[The task] Give the number of lines holding the string "page", and nothing else.

[Record extracts]
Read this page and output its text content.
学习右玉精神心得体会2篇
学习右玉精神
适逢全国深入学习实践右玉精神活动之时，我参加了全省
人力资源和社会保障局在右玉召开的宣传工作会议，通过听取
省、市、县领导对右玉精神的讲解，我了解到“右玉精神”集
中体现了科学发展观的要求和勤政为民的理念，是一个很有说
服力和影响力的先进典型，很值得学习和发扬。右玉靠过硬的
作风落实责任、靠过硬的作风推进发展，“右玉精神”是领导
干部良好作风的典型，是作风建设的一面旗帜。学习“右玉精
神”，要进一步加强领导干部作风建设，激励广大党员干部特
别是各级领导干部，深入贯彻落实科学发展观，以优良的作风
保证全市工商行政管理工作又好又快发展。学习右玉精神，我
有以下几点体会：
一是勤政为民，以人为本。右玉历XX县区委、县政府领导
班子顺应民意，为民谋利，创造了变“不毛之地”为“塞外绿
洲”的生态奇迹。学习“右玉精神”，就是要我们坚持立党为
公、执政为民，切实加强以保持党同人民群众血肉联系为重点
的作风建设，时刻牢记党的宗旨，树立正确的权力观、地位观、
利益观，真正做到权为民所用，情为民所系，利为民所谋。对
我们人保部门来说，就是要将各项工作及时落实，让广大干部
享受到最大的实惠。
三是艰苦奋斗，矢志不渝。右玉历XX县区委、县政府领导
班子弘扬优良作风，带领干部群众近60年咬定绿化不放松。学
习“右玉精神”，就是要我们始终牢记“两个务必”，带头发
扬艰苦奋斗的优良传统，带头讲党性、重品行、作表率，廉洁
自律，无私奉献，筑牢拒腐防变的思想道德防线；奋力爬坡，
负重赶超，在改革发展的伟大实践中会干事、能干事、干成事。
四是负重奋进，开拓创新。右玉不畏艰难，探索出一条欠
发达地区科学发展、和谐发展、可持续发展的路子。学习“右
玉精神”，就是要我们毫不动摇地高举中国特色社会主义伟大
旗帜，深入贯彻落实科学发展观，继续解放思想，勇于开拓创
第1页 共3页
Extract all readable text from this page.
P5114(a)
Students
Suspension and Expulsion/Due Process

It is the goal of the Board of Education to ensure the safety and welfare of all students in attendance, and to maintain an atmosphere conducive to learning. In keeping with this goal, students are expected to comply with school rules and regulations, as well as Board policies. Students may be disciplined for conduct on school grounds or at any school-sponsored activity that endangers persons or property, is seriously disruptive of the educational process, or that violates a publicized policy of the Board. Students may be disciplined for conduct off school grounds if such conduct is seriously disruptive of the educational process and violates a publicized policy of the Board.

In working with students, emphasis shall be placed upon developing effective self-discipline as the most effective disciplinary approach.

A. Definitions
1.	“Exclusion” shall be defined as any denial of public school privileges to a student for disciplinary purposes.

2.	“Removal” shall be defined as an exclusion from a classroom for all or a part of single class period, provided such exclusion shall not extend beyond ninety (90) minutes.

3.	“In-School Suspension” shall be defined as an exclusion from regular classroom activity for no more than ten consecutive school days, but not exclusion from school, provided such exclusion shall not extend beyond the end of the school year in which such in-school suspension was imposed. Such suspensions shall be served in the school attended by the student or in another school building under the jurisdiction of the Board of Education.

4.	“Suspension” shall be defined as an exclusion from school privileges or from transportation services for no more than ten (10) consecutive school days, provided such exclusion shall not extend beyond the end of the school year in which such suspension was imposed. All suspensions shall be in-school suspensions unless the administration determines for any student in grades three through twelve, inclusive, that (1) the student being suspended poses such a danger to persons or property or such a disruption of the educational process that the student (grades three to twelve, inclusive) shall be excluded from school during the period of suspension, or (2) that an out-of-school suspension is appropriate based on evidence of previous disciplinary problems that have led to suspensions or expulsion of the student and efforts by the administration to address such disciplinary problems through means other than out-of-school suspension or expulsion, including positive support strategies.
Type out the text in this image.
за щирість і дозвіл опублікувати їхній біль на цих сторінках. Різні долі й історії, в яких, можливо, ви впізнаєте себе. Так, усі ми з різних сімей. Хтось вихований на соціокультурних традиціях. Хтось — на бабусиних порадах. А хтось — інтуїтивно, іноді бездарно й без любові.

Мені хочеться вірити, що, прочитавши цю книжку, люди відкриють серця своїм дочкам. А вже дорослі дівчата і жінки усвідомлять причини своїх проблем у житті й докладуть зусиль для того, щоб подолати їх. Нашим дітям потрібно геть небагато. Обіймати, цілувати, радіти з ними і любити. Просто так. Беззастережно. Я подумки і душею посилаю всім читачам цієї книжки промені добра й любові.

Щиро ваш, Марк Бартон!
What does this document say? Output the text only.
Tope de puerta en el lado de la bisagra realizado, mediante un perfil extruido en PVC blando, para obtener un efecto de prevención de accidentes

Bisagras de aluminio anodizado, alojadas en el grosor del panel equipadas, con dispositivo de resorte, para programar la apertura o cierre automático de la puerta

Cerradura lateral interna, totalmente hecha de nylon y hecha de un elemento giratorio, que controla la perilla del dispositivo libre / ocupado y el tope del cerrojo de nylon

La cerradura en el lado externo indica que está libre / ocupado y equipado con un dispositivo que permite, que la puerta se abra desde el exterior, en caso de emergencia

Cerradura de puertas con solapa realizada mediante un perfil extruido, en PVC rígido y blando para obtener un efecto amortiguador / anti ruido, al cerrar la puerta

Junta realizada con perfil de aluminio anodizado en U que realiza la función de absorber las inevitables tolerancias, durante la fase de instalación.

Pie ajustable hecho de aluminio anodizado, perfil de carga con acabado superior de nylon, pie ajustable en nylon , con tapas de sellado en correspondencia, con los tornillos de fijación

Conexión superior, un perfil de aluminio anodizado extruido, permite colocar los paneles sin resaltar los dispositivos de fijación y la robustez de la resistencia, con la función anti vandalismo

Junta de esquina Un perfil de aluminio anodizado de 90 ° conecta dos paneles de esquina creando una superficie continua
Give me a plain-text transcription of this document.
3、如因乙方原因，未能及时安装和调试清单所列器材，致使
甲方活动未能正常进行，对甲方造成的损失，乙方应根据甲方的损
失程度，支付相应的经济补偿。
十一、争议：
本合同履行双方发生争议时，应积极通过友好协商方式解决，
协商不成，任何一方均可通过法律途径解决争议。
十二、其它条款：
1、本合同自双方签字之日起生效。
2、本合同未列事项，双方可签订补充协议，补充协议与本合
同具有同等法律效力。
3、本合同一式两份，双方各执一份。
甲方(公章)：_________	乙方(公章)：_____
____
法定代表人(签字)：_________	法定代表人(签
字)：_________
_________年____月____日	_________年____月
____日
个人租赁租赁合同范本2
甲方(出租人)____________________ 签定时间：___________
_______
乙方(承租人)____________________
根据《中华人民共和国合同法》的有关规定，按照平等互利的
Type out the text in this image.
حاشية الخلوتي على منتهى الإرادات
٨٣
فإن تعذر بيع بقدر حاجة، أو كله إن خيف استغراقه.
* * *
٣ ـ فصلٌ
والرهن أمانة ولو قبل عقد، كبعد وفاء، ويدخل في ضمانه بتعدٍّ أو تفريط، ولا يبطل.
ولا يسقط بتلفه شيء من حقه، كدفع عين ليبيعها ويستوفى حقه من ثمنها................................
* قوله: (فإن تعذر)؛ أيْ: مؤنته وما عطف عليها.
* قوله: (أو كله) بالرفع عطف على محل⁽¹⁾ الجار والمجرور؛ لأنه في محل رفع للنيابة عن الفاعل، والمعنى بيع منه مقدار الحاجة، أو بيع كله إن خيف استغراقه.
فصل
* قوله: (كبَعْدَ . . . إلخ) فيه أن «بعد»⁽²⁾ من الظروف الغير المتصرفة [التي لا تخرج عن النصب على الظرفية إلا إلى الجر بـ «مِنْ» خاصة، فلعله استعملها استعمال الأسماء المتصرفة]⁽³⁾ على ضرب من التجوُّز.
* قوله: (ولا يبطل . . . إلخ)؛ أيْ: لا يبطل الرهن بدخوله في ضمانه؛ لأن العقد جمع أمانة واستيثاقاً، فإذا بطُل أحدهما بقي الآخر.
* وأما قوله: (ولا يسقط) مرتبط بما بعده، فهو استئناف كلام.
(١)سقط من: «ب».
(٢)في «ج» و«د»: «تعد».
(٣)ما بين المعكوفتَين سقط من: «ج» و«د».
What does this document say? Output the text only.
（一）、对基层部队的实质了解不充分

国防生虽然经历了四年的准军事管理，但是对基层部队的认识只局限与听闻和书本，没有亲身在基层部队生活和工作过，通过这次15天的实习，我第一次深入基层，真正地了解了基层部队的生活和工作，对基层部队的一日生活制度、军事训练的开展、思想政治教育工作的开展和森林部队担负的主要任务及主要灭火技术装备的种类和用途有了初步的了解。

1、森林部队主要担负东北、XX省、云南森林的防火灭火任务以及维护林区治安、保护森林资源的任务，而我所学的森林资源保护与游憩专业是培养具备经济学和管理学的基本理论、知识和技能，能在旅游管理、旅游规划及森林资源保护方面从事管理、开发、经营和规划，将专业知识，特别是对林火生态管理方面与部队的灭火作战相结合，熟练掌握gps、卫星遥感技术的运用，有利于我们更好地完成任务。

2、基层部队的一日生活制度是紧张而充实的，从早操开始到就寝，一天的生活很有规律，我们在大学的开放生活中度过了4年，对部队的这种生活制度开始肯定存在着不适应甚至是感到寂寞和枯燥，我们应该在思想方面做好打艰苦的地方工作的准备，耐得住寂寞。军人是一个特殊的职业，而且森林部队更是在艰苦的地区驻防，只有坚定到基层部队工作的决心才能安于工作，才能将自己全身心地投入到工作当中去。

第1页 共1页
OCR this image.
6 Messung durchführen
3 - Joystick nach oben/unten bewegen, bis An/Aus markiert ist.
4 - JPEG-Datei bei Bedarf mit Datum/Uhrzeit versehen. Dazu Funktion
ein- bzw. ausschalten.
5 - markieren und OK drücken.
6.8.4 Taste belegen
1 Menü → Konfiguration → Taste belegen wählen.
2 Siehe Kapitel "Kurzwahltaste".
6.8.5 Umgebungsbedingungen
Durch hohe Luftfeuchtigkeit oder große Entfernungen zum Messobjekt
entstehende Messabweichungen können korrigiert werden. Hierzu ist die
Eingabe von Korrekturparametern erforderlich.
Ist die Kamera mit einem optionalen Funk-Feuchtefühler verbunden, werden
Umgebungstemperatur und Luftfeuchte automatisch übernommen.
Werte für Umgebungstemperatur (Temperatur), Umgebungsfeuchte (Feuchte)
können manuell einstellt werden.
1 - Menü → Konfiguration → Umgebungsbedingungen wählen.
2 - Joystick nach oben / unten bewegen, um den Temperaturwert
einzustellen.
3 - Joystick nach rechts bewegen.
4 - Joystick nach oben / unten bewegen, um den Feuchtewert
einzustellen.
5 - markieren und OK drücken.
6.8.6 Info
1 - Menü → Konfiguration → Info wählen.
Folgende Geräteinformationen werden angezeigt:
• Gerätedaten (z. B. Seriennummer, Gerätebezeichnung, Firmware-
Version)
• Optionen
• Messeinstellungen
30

[Reply to the task] 2